What you need to do » Pictures do not belong in your copy. Repeat all the other data exactly.

Material to process »
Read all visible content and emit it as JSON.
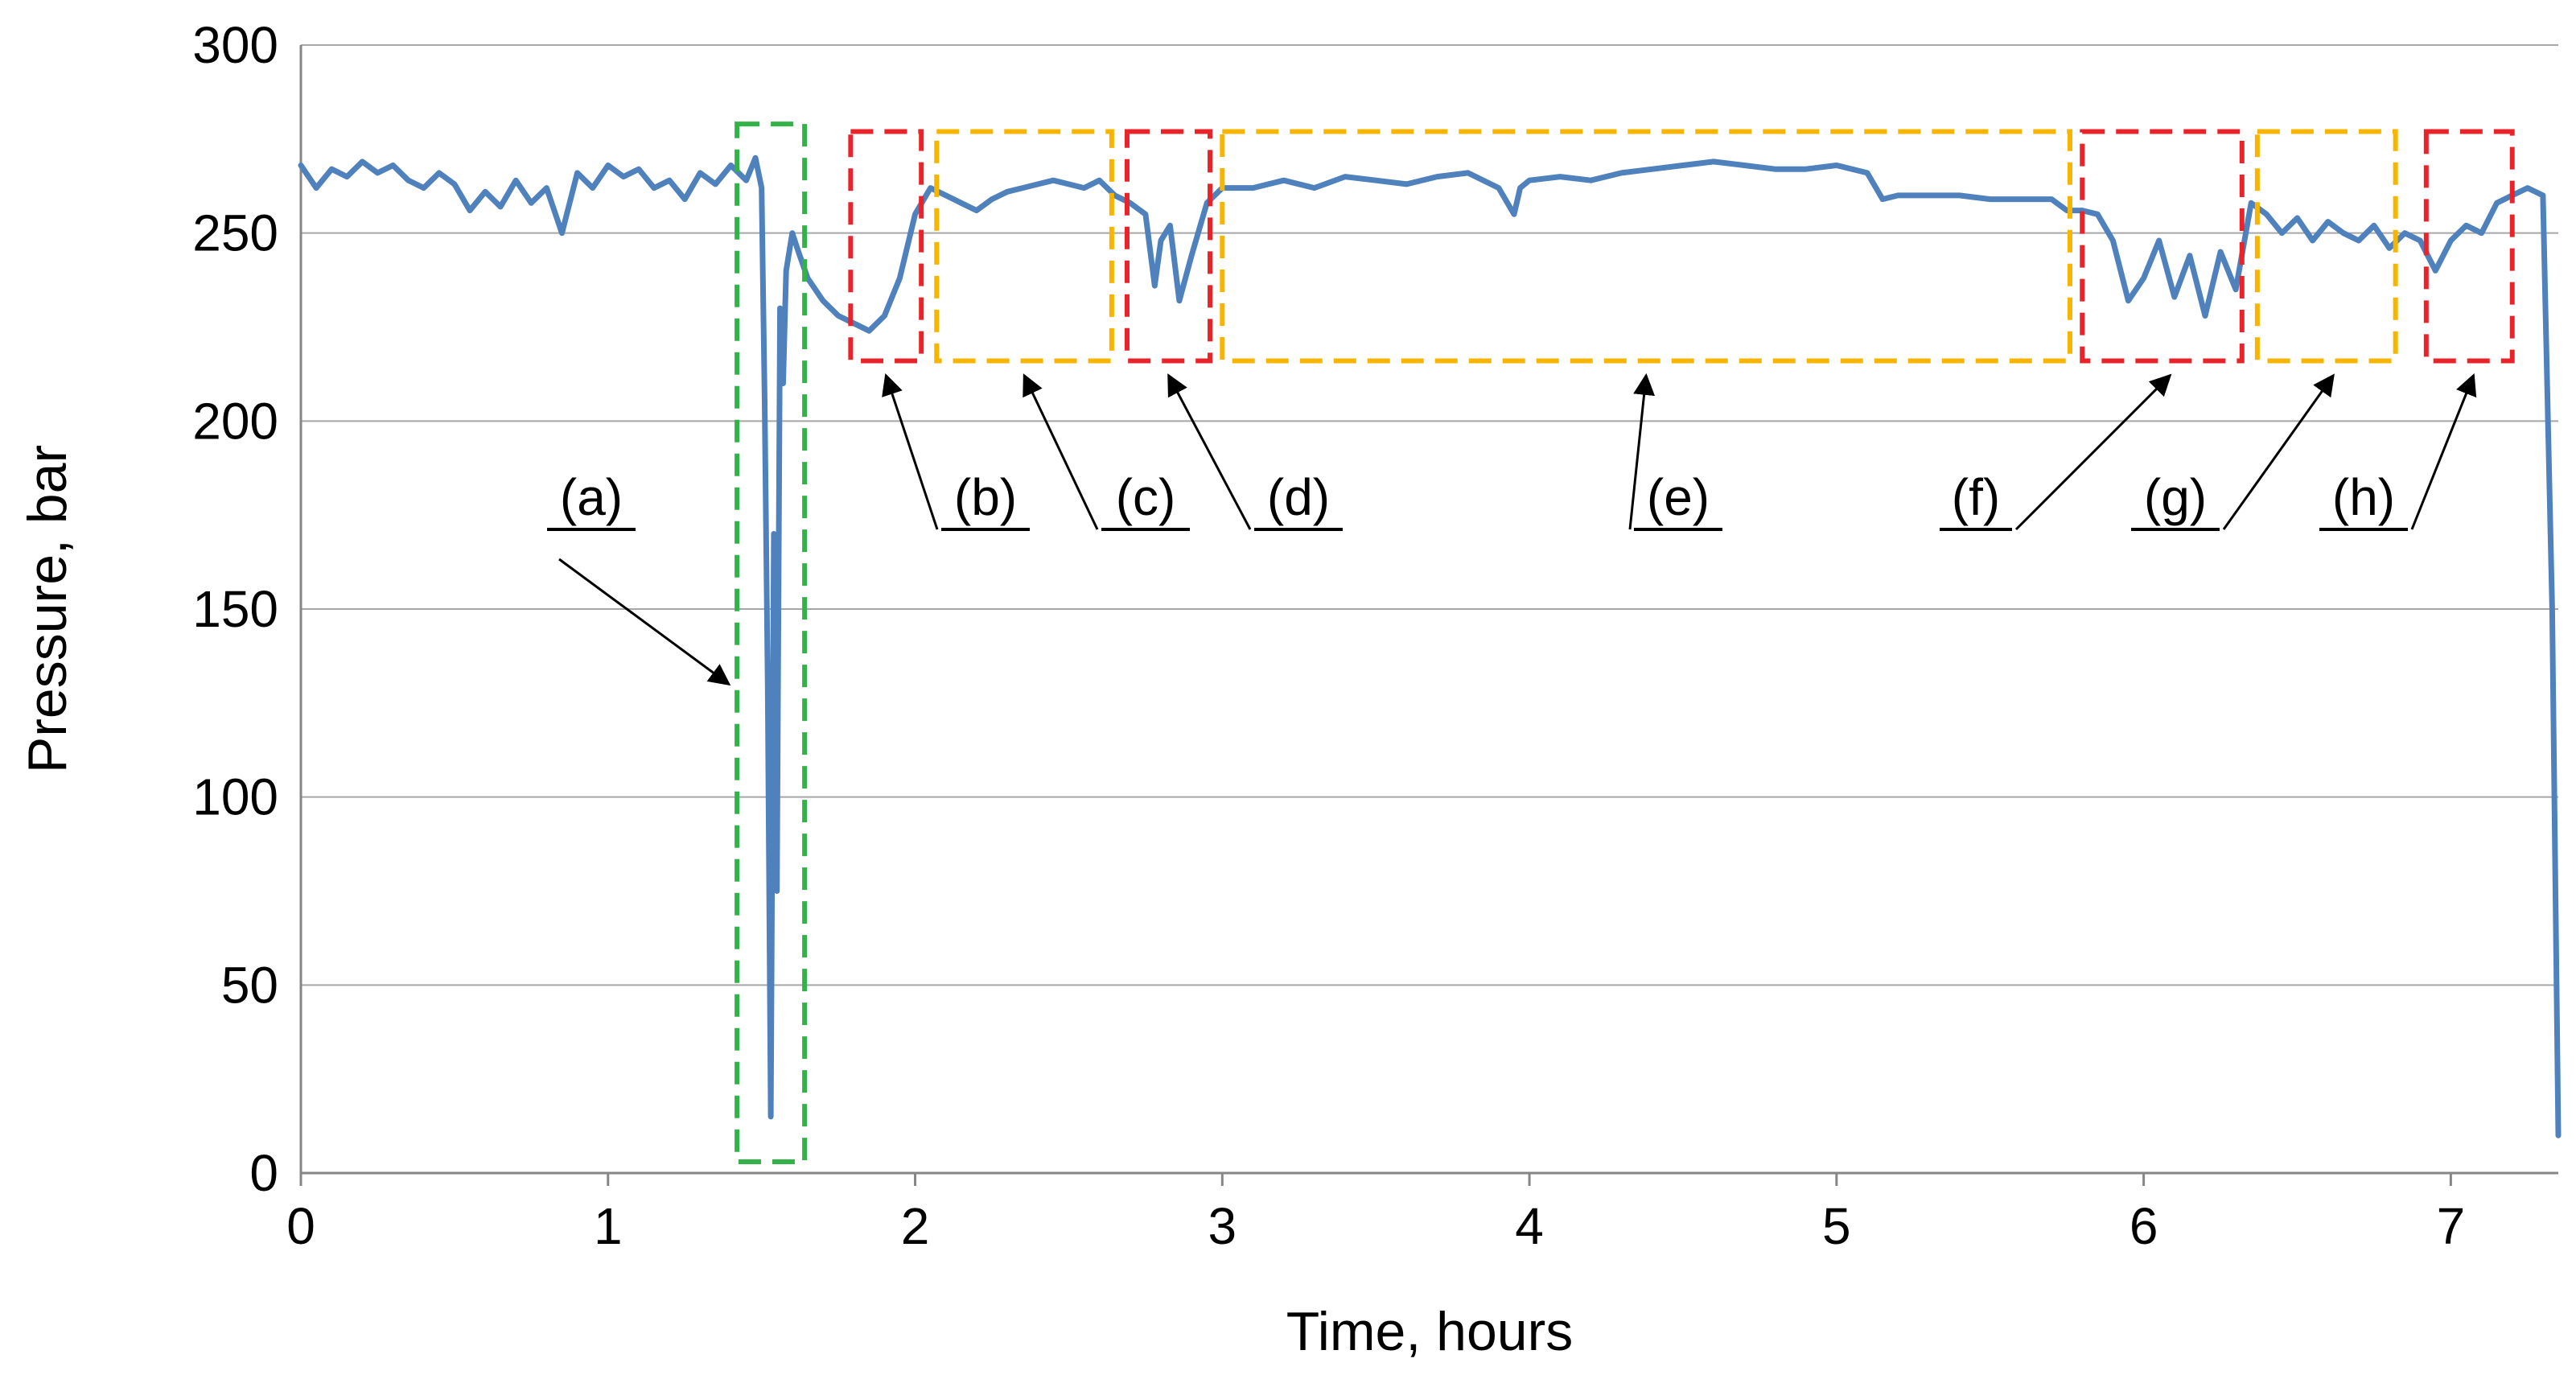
{
  "chart_data": {
    "type": "line",
    "title": "",
    "xlabel": "Time, hours",
    "ylabel": "Pressure,  bar",
    "xlim": [
      0,
      7.35
    ],
    "ylim": [
      0,
      300
    ],
    "x_ticks": [
      0,
      1,
      2,
      3,
      4,
      5,
      6,
      7
    ],
    "x_tick_labels": [
      "0",
      "1",
      "2",
      "3",
      "4",
      "5",
      "6",
      "7"
    ],
    "y_ticks": [
      0,
      50,
      100,
      150,
      200,
      250,
      300
    ],
    "y_tick_labels": [
      "0",
      "50",
      "100",
      "150",
      "200",
      "250",
      "300"
    ],
    "grid": "horizontal",
    "legend": "none",
    "line_color": "#4f81bd",
    "series": [
      {
        "name": "Pressure",
        "x": [
          0,
          0.05,
          0.1,
          0.15,
          0.2,
          0.25,
          0.3,
          0.35,
          0.4,
          0.45,
          0.5,
          0.55,
          0.6,
          0.65,
          0.7,
          0.75,
          0.8,
          0.85,
          0.9,
          0.95,
          1.0,
          1.05,
          1.1,
          1.15,
          1.2,
          1.25,
          1.3,
          1.35,
          1.4,
          1.45,
          1.48,
          1.5,
          1.51,
          1.52,
          1.53,
          1.54,
          1.55,
          1.56,
          1.57,
          1.58,
          1.6,
          1.62,
          1.65,
          1.7,
          1.75,
          1.8,
          1.85,
          1.9,
          1.95,
          2.0,
          2.05,
          2.1,
          2.15,
          2.2,
          2.25,
          2.3,
          2.35,
          2.4,
          2.45,
          2.5,
          2.55,
          2.6,
          2.65,
          2.7,
          2.75,
          2.78,
          2.8,
          2.83,
          2.86,
          2.9,
          2.95,
          3.0,
          3.1,
          3.2,
          3.3,
          3.4,
          3.5,
          3.6,
          3.7,
          3.8,
          3.9,
          3.95,
          3.97,
          4.0,
          4.1,
          4.2,
          4.3,
          4.4,
          4.5,
          4.6,
          4.7,
          4.8,
          4.9,
          5.0,
          5.1,
          5.15,
          5.2,
          5.3,
          5.4,
          5.5,
          5.6,
          5.7,
          5.75,
          5.8,
          5.85,
          5.9,
          5.95,
          6.0,
          6.05,
          6.1,
          6.15,
          6.2,
          6.25,
          6.3,
          6.35,
          6.4,
          6.45,
          6.5,
          6.55,
          6.6,
          6.65,
          6.7,
          6.75,
          6.8,
          6.85,
          6.9,
          6.95,
          7.0,
          7.05,
          7.1,
          7.15,
          7.2,
          7.25,
          7.3,
          7.33,
          7.35
        ],
        "y": [
          268,
          262,
          267,
          265,
          269,
          266,
          268,
          264,
          262,
          266,
          263,
          256,
          261,
          257,
          264,
          258,
          262,
          250,
          266,
          262,
          268,
          265,
          267,
          262,
          264,
          259,
          266,
          263,
          268,
          264,
          270,
          262,
          205,
          130,
          15,
          170,
          75,
          230,
          210,
          240,
          250,
          245,
          238,
          232,
          228,
          226,
          224,
          228,
          238,
          255,
          262,
          260,
          258,
          256,
          259,
          261,
          262,
          263,
          264,
          263,
          262,
          264,
          260,
          258,
          255,
          236,
          248,
          252,
          232,
          244,
          258,
          262,
          262,
          264,
          262,
          265,
          264,
          263,
          265,
          266,
          262,
          255,
          262,
          264,
          265,
          264,
          266,
          267,
          268,
          269,
          268,
          267,
          267,
          268,
          266,
          259,
          260,
          260,
          260,
          259,
          259,
          259,
          256,
          256,
          255,
          248,
          232,
          238,
          248,
          233,
          244,
          228,
          245,
          235,
          258,
          255,
          250,
          254,
          248,
          253,
          250,
          248,
          252,
          246,
          250,
          248,
          240,
          248,
          252,
          250,
          258,
          260,
          262,
          260,
          150,
          10
        ]
      }
    ],
    "annotations": [
      {
        "label": "(a)",
        "color": "#33b24a",
        "x0": 1.42,
        "x1": 1.64,
        "y0": 3,
        "y1": 279
      },
      {
        "label": "(b)",
        "color": "#e8242a",
        "x0": 1.79,
        "x1": 2.02,
        "y0": 216,
        "y1": 277
      },
      {
        "label": "(c)",
        "color": "#f7b500",
        "x0": 2.07,
        "x1": 2.64,
        "y0": 216,
        "y1": 277
      },
      {
        "label": "(d)",
        "color": "#e8242a",
        "x0": 2.69,
        "x1": 2.96,
        "y0": 216,
        "y1": 277
      },
      {
        "label": "(e)",
        "color": "#f7b500",
        "x0": 3.0,
        "x1": 5.76,
        "y0": 216,
        "y1": 277
      },
      {
        "label": "(f)",
        "color": "#e8242a",
        "x0": 5.8,
        "x1": 6.32,
        "y0": 216,
        "y1": 277
      },
      {
        "label": "(g)",
        "color": "#f7b500",
        "x0": 6.37,
        "x1": 6.82,
        "y0": 216,
        "y1": 277
      },
      {
        "label": "(h)",
        "color": "#e8242a",
        "x0": 6.92,
        "x1": 7.2,
        "y0": 216,
        "y1": 277
      }
    ]
  }
}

Solution for this problem »
Read all visible content and emit it as JSON.
{
  "chart_data": {
    "type": "line",
    "title": "",
    "xlabel": "Time, hours",
    "ylabel": "Pressure,  bar",
    "xlim": [
      0,
      7.35
    ],
    "ylim": [
      0,
      300
    ],
    "x_ticks": [
      0,
      1,
      2,
      3,
      4,
      5,
      6,
      7
    ],
    "x_tick_labels": [
      "0",
      "1",
      "2",
      "3",
      "4",
      "5",
      "6",
      "7"
    ],
    "y_ticks": [
      0,
      50,
      100,
      150,
      200,
      250,
      300
    ],
    "y_tick_labels": [
      "0",
      "50",
      "100",
      "150",
      "200",
      "250",
      "300"
    ],
    "grid": "horizontal",
    "legend": "none",
    "line_color": "#4f81bd",
    "series": [
      {
        "name": "Pressure",
        "x": [
          0,
          0.05,
          0.1,
          0.15,
          0.2,
          0.25,
          0.3,
          0.35,
          0.4,
          0.45,
          0.5,
          0.55,
          0.6,
          0.65,
          0.7,
          0.75,
          0.8,
          0.85,
          0.9,
          0.95,
          1.0,
          1.05,
          1.1,
          1.15,
          1.2,
          1.25,
          1.3,
          1.35,
          1.4,
          1.45,
          1.48,
          1.5,
          1.51,
          1.52,
          1.53,
          1.54,
          1.55,
          1.56,
          1.57,
          1.58,
          1.6,
          1.62,
          1.65,
          1.7,
          1.75,
          1.8,
          1.85,
          1.9,
          1.95,
          2.0,
          2.05,
          2.1,
          2.15,
          2.2,
          2.25,
          2.3,
          2.35,
          2.4,
          2.45,
          2.5,
          2.55,
          2.6,
          2.65,
          2.7,
          2.75,
          2.78,
          2.8,
          2.83,
          2.86,
          2.9,
          2.95,
          3.0,
          3.1,
          3.2,
          3.3,
          3.4,
          3.5,
          3.6,
          3.7,
          3.8,
          3.9,
          3.95,
          3.97,
          4.0,
          4.1,
          4.2,
          4.3,
          4.4,
          4.5,
          4.6,
          4.7,
          4.8,
          4.9,
          5.0,
          5.1,
          5.15,
          5.2,
          5.3,
          5.4,
          5.5,
          5.6,
          5.7,
          5.75,
          5.8,
          5.85,
          5.9,
          5.95,
          6.0,
          6.05,
          6.1,
          6.15,
          6.2,
          6.25,
          6.3,
          6.35,
          6.4,
          6.45,
          6.5,
          6.55,
          6.6,
          6.65,
          6.7,
          6.75,
          6.8,
          6.85,
          6.9,
          6.95,
          7.0,
          7.05,
          7.1,
          7.15,
          7.2,
          7.25,
          7.3,
          7.33,
          7.35
        ],
        "y": [
          268,
          262,
          267,
          265,
          269,
          266,
          268,
          264,
          262,
          266,
          263,
          256,
          261,
          257,
          264,
          258,
          262,
          250,
          266,
          262,
          268,
          265,
          267,
          262,
          264,
          259,
          266,
          263,
          268,
          264,
          270,
          262,
          205,
          130,
          15,
          170,
          75,
          230,
          210,
          240,
          250,
          245,
          238,
          232,
          228,
          226,
          224,
          228,
          238,
          255,
          262,
          260,
          258,
          256,
          259,
          261,
          262,
          263,
          264,
          263,
          262,
          264,
          260,
          258,
          255,
          236,
          248,
          252,
          232,
          244,
          258,
          262,
          262,
          264,
          262,
          265,
          264,
          263,
          265,
          266,
          262,
          255,
          262,
          264,
          265,
          264,
          266,
          267,
          268,
          269,
          268,
          267,
          267,
          268,
          266,
          259,
          260,
          260,
          260,
          259,
          259,
          259,
          256,
          256,
          255,
          248,
          232,
          238,
          248,
          233,
          244,
          228,
          245,
          235,
          258,
          255,
          250,
          254,
          248,
          253,
          250,
          248,
          252,
          246,
          250,
          248,
          240,
          248,
          252,
          250,
          258,
          260,
          262,
          260,
          150,
          10
        ]
      }
    ],
    "annotations": [
      {
        "label": "(a)",
        "color": "#33b24a",
        "x0": 1.42,
        "x1": 1.64,
        "y0": 3,
        "y1": 279
      },
      {
        "label": "(b)",
        "color": "#e8242a",
        "x0": 1.79,
        "x1": 2.02,
        "y0": 216,
        "y1": 277
      },
      {
        "label": "(c)",
        "color": "#f7b500",
        "x0": 2.07,
        "x1": 2.64,
        "y0": 216,
        "y1": 277
      },
      {
        "label": "(d)",
        "color": "#e8242a",
        "x0": 2.69,
        "x1": 2.96,
        "y0": 216,
        "y1": 277
      },
      {
        "label": "(e)",
        "color": "#f7b500",
        "x0": 3.0,
        "x1": 5.76,
        "y0": 216,
        "y1": 277
      },
      {
        "label": "(f)",
        "color": "#e8242a",
        "x0": 5.8,
        "x1": 6.32,
        "y0": 216,
        "y1": 277
      },
      {
        "label": "(g)",
        "color": "#f7b500",
        "x0": 6.37,
        "x1": 6.82,
        "y0": 216,
        "y1": 277
      },
      {
        "label": "(h)",
        "color": "#e8242a",
        "x0": 6.92,
        "x1": 7.2,
        "y0": 216,
        "y1": 277
      }
    ]
  }
}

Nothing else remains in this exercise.